Exercise instructions -> Wherever a line holds the word "JSON", copy that line out.

Supplied records ->
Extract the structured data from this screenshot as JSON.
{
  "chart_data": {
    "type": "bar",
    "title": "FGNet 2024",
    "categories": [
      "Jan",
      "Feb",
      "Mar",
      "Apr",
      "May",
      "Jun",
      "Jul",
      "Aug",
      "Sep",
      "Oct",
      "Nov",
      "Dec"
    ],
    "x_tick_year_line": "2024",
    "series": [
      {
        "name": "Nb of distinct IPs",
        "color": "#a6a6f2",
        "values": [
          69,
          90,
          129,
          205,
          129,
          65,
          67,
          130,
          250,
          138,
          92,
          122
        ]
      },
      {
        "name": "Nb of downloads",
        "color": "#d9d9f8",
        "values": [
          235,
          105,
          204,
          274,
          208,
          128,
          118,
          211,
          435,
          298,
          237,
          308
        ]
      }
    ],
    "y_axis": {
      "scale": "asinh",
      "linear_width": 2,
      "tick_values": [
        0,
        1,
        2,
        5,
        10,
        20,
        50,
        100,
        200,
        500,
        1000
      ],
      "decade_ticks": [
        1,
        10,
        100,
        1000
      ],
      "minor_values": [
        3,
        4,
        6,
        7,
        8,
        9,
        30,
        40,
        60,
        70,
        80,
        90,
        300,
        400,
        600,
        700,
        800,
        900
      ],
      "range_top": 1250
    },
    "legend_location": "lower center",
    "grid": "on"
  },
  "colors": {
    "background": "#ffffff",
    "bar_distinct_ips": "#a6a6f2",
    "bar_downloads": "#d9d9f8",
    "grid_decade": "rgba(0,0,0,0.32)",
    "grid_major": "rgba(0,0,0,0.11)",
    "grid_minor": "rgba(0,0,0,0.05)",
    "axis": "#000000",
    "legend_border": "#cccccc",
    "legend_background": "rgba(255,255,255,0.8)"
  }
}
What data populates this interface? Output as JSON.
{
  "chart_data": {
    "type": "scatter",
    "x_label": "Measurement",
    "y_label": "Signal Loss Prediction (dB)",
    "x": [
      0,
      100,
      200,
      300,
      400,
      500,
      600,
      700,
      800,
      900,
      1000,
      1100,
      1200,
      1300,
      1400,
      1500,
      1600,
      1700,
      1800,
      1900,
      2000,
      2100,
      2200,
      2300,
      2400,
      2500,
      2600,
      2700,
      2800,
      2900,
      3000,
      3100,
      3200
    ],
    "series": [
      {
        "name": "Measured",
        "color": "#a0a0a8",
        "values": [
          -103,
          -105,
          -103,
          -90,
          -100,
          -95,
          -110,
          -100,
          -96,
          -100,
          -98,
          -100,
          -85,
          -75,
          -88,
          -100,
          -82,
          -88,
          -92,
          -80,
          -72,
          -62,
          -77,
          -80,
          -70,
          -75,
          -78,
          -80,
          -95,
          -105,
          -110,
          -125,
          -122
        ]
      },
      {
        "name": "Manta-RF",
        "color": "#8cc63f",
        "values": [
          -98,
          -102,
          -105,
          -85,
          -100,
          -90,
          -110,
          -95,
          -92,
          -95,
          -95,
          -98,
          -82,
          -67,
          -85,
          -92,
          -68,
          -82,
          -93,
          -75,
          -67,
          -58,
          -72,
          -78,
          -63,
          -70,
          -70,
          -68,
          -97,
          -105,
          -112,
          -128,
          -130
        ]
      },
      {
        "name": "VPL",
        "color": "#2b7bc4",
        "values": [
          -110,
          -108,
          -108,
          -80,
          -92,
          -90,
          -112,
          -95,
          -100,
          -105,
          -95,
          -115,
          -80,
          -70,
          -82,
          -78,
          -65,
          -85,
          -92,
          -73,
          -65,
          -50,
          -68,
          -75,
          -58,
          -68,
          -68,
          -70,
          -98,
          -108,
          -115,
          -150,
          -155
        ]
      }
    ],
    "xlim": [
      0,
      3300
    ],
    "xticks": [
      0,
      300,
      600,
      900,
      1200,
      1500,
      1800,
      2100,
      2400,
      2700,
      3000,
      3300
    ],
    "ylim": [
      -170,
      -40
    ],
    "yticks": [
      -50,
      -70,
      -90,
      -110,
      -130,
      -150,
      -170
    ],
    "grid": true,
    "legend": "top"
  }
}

Solution to this exercise ->
Extract the structured data from this screenshot as JSON.
What data populates this interface? Output as JSON.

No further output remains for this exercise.